§ **Stored data**:

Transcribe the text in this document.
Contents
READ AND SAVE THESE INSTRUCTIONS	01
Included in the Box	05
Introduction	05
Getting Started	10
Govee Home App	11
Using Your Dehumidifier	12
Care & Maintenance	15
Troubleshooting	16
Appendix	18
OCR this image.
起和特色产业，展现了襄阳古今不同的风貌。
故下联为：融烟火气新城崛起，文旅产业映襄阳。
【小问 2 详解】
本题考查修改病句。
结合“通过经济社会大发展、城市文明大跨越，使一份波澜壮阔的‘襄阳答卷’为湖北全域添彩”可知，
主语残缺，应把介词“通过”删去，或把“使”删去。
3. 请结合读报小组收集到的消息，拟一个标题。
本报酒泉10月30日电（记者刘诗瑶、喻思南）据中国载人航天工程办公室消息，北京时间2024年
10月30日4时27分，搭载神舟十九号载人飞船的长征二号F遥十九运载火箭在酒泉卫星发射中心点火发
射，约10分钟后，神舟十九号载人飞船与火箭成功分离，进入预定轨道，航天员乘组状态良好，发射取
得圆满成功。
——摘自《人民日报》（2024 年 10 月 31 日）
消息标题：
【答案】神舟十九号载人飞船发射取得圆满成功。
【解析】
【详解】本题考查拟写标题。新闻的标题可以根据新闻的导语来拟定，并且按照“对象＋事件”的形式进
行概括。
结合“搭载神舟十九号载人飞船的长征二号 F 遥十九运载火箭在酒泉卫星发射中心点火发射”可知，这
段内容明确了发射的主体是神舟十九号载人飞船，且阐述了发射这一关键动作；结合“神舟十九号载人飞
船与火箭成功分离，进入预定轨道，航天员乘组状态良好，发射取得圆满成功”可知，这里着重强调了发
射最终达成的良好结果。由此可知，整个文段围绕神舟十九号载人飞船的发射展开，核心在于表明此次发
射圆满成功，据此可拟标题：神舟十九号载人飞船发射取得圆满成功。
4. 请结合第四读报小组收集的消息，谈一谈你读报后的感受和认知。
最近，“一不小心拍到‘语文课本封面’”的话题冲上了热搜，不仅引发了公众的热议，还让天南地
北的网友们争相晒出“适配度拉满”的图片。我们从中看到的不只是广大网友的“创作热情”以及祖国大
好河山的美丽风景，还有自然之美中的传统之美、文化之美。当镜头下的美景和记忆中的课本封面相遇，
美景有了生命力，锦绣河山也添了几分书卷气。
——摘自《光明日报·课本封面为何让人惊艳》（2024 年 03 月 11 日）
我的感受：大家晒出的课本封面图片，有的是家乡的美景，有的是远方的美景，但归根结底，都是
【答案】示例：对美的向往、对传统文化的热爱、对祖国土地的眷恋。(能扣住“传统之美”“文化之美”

§ **Problem requirements**: Count the lines of the data that contain the string "航天员乘组状态良好", and reply with that number alone.

§ **Correct result**: 2